Data items:
-- -- --

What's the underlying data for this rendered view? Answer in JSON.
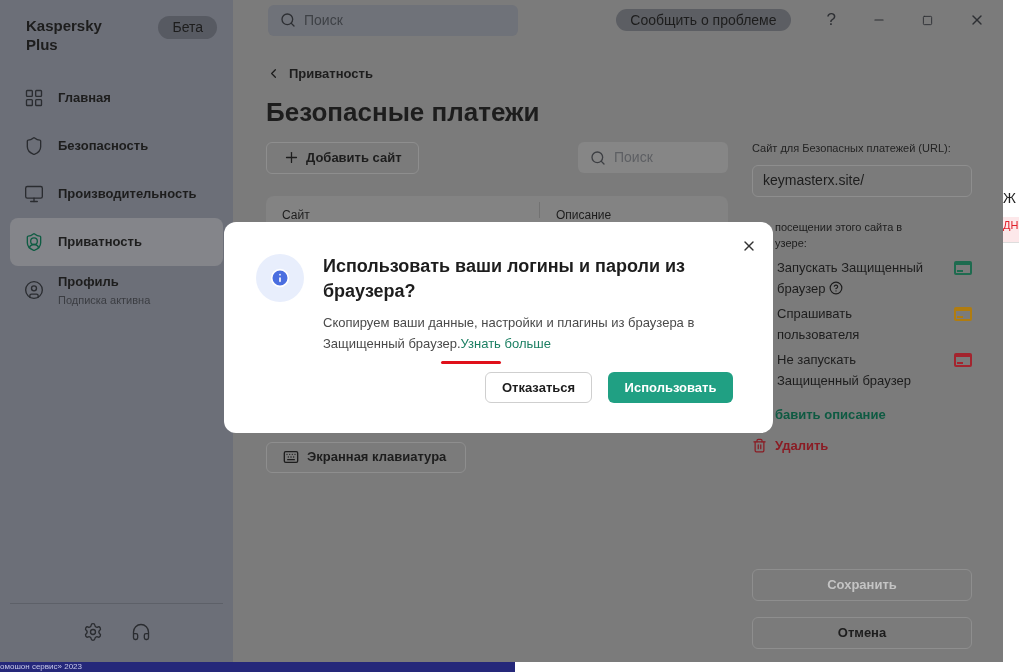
{
  "sidebar": {
    "brand": "Kaspersky Plus",
    "badge": "Бета",
    "items": [
      {
        "label": "Главная",
        "selected": false
      },
      {
        "label": "Безопасность",
        "selected": false
      },
      {
        "label": "Производительность",
        "selected": false
      },
      {
        "label": "Приватность",
        "selected": true
      },
      {
        "label": "Профиль",
        "subtitle": "Подписка активна",
        "selected": false
      }
    ]
  },
  "topbar": {
    "search_placeholder": "Поиск",
    "report_button": "Сообщить о проблеме",
    "help": "?"
  },
  "breadcrumb": "Приватность",
  "title": "Безопасные платежи",
  "add_site_button": "Добавить сайт",
  "table_search_placeholder": "Поиск",
  "table": {
    "columns": [
      "Сайт",
      "Описание"
    ]
  },
  "keyboard_button": "Экранная клавиатура",
  "details": {
    "url_label": "Сайт для Безопасных платежей (URL):",
    "url_value": "keymasterx.site/",
    "prompt_lines": [
      "посещении этого сайта в",
      "узере:"
    ],
    "options": [
      {
        "label": "Запускать Защищенный браузер",
        "help": true,
        "color": "#1e6b4f"
      },
      {
        "label": "Спрашивать пользователя",
        "help": false,
        "color": "#b07c10"
      },
      {
        "label": "Не запускать Защищенный браузер",
        "help": false,
        "color": "#a3242e"
      }
    ],
    "add_description": "бавить описание",
    "delete": "Удалить",
    "save_button": {
      "label": "Сохранить",
      "disabled": true
    },
    "cancel_button": "Отмена"
  },
  "dialog": {
    "title": "Использовать ваши логины и пароли из браузера?",
    "body": "Скопируем ваши данные, настройки и плагины из браузера в Защищенный браузер.",
    "link": "Узнать больше",
    "buttons": [
      {
        "label": "Отказаться",
        "kind": "secondary"
      },
      {
        "label": "Использовать",
        "kind": "primary"
      }
    ]
  },
  "background_page": {
    "fragments": [
      {
        "text": "Ж",
        "kind": "heading"
      },
      {
        "text": "ДН",
        "kind": "alert"
      }
    ]
  },
  "footer_strip": "омошон сервис» 2023"
}
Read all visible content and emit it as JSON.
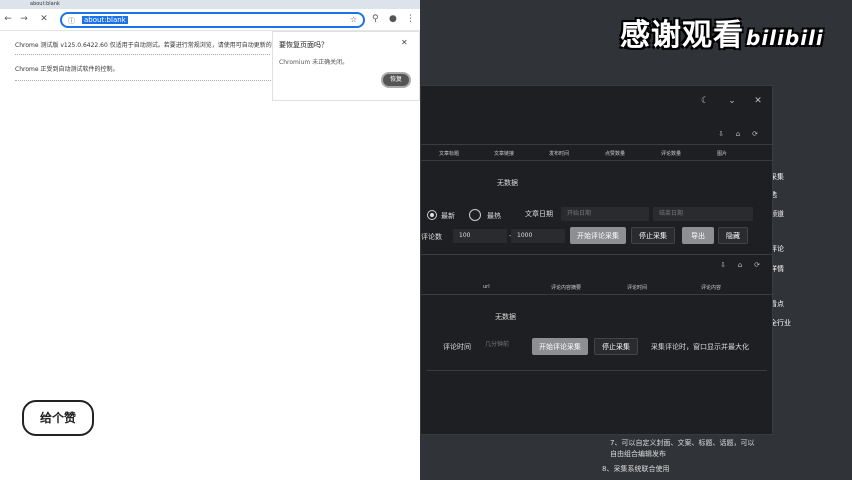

-- -- --

> _AIM OF THE TASK_:
Go through the entries above and copy every line containing "kind".

> _THE RESPONSE_:
        "kind": "secondary"
        "kind": "primary"
        "kind": "heading"
        "kind": "alert"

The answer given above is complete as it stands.